**The task:**
Go through the listing below and gather every line with the word "şimdi".

-- Begin Data supplied --

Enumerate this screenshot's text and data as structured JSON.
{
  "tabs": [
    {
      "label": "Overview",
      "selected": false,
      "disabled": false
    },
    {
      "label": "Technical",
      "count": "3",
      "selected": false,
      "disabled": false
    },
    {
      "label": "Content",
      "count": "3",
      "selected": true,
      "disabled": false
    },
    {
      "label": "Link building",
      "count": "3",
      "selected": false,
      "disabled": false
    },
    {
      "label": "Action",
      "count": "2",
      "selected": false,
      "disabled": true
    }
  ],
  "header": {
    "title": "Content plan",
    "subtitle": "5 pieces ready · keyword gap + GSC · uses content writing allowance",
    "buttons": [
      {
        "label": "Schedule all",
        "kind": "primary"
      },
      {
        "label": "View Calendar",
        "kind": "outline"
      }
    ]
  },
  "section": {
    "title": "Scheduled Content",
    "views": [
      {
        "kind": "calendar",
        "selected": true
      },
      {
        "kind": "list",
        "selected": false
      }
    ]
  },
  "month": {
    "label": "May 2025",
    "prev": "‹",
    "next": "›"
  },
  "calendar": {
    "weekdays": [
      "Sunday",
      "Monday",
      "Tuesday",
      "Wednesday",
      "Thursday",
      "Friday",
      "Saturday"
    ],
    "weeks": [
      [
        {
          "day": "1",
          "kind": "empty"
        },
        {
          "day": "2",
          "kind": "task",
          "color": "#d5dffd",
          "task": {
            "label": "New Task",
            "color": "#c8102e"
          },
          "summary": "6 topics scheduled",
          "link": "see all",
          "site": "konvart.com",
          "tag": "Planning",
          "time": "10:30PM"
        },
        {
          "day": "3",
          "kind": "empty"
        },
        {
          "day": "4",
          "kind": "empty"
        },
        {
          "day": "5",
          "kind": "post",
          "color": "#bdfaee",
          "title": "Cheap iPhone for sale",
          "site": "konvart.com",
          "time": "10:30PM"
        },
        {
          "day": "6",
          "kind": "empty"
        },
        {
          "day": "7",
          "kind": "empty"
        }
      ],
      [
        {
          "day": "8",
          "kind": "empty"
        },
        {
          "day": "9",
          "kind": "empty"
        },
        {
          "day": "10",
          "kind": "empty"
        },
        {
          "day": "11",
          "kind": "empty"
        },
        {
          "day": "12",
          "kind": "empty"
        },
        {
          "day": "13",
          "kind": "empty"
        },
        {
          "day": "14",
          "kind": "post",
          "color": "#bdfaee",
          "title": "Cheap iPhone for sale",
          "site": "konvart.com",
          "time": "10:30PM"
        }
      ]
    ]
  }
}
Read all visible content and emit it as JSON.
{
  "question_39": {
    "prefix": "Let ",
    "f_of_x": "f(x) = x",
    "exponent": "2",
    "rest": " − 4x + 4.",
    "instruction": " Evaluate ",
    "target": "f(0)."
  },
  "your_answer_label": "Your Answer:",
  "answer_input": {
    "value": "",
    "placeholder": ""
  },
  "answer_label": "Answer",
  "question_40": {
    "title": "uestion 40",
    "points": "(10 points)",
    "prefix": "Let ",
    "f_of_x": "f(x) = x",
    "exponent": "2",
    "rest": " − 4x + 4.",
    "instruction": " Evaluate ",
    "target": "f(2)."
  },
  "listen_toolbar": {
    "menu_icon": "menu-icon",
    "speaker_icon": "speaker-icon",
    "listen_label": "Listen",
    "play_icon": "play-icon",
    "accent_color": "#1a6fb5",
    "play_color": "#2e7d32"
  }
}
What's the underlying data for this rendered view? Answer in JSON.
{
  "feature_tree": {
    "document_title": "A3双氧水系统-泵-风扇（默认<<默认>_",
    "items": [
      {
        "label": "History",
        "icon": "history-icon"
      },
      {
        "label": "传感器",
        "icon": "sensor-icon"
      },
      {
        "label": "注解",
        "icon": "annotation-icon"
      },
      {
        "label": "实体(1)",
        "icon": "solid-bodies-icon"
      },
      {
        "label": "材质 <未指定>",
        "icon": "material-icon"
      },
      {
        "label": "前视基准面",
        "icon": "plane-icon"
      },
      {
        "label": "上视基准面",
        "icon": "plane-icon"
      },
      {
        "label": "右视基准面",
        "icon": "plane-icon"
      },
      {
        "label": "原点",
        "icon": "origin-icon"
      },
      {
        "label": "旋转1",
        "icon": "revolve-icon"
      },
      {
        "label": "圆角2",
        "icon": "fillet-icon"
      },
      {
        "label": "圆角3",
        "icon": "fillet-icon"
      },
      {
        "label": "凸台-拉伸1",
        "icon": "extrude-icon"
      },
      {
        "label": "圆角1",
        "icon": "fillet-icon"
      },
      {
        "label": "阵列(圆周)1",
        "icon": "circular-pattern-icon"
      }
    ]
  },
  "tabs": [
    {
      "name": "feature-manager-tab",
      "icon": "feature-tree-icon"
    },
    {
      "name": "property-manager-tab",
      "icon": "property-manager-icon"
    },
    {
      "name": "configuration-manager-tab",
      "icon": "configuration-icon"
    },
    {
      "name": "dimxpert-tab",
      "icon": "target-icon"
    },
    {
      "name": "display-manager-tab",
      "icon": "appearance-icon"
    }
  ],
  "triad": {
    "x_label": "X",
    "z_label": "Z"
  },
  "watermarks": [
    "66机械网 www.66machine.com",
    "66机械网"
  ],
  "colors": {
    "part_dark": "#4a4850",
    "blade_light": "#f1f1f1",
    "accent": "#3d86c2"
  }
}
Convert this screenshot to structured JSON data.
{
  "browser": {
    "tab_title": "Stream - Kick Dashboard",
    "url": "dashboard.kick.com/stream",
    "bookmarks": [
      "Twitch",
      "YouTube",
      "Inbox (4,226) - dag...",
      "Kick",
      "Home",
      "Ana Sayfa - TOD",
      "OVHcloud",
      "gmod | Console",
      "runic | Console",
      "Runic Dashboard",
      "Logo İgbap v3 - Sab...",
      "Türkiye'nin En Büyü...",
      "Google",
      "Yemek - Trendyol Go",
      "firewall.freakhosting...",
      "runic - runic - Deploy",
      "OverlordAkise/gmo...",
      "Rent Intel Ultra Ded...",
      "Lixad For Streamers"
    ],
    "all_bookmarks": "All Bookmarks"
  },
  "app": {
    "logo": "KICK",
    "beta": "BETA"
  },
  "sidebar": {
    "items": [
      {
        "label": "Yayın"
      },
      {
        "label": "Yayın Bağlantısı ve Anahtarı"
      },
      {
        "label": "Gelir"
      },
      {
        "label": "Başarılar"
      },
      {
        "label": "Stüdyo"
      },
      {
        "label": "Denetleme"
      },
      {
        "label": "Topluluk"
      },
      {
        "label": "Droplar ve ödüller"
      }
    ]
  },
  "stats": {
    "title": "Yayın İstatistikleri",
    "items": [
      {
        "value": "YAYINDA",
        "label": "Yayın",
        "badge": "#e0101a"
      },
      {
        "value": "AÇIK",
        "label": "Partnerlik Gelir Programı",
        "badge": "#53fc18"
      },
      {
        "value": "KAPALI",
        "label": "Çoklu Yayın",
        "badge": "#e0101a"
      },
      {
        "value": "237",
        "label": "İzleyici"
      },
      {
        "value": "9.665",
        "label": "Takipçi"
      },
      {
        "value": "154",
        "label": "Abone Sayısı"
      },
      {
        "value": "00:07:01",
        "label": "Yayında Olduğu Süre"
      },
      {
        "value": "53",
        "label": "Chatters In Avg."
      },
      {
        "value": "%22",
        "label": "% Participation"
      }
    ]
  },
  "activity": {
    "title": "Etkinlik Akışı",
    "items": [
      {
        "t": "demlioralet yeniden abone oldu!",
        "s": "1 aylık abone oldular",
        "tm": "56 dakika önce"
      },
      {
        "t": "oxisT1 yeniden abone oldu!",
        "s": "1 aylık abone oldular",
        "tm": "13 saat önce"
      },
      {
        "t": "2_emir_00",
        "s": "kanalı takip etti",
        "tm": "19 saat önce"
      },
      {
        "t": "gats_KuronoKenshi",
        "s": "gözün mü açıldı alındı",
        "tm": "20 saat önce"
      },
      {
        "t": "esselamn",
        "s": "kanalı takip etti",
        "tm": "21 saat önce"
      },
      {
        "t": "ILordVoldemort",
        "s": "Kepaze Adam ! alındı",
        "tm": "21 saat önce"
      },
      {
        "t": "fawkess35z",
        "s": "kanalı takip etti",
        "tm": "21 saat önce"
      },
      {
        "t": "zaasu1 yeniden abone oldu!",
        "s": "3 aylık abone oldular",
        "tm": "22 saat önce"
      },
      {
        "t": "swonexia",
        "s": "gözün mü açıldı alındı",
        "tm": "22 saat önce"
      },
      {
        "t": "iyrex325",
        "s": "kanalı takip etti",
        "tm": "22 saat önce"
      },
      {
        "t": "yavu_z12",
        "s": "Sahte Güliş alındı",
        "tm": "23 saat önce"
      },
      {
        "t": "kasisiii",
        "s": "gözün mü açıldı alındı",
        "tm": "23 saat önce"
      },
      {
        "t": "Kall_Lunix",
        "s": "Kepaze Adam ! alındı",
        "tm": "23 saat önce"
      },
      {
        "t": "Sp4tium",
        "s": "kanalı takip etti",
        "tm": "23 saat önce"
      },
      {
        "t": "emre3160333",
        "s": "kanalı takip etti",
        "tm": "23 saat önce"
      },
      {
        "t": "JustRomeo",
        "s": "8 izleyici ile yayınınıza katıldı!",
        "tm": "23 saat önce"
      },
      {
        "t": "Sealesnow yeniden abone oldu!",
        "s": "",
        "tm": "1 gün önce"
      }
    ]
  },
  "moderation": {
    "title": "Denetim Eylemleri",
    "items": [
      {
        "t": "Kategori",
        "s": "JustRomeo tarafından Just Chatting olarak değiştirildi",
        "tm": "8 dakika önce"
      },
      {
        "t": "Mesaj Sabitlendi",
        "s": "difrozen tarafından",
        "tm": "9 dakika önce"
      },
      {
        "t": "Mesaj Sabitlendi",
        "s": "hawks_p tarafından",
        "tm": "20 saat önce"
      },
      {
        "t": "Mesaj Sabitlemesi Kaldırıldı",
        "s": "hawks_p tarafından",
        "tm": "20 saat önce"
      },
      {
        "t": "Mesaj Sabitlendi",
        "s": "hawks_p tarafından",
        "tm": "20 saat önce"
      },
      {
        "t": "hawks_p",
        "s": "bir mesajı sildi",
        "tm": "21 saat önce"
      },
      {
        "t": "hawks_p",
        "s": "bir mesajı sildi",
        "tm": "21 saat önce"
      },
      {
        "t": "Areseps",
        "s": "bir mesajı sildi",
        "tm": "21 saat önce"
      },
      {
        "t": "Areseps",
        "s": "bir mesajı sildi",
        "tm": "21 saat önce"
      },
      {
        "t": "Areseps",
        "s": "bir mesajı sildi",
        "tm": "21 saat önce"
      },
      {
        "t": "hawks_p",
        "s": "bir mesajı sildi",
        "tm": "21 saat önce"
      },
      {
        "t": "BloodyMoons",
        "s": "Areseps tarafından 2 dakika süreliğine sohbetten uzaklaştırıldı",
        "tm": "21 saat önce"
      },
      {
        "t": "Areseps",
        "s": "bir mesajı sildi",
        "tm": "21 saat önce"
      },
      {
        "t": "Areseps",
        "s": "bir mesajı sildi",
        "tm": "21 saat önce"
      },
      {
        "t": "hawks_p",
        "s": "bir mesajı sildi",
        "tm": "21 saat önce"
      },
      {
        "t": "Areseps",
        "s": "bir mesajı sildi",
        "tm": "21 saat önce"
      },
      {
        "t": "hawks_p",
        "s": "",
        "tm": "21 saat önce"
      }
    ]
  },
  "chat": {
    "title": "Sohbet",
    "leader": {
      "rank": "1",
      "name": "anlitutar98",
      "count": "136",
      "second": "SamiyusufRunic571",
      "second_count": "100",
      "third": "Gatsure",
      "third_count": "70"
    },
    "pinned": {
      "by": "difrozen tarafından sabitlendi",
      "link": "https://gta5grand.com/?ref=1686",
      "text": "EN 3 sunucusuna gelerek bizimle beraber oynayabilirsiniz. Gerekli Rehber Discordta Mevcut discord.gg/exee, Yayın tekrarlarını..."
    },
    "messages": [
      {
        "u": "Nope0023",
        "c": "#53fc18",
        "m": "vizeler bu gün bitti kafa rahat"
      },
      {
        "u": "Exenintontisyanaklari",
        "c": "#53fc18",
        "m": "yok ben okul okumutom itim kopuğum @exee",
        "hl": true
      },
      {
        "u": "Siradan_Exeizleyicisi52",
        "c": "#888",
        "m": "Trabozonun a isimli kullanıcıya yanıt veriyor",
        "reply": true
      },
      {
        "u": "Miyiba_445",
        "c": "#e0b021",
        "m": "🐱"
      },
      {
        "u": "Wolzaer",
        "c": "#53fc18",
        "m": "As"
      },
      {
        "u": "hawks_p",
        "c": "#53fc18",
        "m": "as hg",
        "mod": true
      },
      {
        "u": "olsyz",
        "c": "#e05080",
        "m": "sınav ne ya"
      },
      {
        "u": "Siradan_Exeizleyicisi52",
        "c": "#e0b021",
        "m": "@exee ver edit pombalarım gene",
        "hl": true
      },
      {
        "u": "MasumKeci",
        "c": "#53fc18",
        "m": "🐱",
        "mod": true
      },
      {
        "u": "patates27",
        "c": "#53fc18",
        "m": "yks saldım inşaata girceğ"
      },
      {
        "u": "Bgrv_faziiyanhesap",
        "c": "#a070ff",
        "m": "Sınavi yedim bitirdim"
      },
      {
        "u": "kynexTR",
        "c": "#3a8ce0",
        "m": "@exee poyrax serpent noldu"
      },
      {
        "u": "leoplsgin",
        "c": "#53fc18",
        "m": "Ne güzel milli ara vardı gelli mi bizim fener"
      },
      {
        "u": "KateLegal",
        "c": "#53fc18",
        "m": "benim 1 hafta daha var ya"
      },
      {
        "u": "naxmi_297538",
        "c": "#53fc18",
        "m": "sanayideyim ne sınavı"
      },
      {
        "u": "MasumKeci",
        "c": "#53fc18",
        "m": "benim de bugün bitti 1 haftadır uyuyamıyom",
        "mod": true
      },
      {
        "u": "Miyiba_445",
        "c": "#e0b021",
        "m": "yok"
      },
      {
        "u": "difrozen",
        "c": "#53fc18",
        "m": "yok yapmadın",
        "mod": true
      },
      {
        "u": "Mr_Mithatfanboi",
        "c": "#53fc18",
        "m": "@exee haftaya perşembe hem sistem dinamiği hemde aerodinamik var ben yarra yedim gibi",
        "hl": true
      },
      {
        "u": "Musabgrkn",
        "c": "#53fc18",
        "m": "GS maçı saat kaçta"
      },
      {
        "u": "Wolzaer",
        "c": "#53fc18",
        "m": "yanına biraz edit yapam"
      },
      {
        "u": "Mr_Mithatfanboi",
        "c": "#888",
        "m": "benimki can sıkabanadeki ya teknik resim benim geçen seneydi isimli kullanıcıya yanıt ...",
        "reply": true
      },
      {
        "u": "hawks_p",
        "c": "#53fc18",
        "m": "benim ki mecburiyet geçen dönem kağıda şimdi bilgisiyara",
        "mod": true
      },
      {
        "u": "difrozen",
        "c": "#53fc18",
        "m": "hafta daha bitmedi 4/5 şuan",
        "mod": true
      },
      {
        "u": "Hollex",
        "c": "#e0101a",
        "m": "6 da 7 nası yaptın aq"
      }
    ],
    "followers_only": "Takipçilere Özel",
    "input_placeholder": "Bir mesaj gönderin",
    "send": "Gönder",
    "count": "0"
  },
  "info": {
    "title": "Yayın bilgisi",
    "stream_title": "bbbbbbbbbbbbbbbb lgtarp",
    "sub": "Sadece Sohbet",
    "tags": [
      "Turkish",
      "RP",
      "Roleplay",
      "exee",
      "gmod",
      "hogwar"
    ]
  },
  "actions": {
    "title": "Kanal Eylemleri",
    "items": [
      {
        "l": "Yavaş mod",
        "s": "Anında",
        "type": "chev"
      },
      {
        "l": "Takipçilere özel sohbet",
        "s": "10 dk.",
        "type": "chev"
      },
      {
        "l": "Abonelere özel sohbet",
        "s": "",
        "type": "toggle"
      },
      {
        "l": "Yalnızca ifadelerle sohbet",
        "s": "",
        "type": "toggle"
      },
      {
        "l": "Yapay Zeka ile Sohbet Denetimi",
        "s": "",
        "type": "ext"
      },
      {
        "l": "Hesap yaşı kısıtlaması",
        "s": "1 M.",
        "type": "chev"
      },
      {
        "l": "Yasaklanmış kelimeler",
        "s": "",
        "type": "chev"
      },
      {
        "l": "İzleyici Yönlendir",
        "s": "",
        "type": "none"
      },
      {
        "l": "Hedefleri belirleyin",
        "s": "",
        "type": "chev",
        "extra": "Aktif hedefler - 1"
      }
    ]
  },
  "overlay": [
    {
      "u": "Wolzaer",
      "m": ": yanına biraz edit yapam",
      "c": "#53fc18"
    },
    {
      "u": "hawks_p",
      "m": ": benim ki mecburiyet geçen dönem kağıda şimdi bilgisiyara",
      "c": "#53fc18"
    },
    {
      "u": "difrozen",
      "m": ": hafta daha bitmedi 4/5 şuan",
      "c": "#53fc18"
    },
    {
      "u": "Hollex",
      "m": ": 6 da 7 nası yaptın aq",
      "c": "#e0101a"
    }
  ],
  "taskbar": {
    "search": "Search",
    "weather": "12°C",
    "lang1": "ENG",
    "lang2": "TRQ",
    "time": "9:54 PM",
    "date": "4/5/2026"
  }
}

-- End Data supplied --

**Exercise result:**
        "m": "benim ki mecburiyet geçen dönem kağıda şimdi bilgisiyara",
      "m": ": benim ki mecburiyet geçen dönem kağıda şimdi bilgisiyara",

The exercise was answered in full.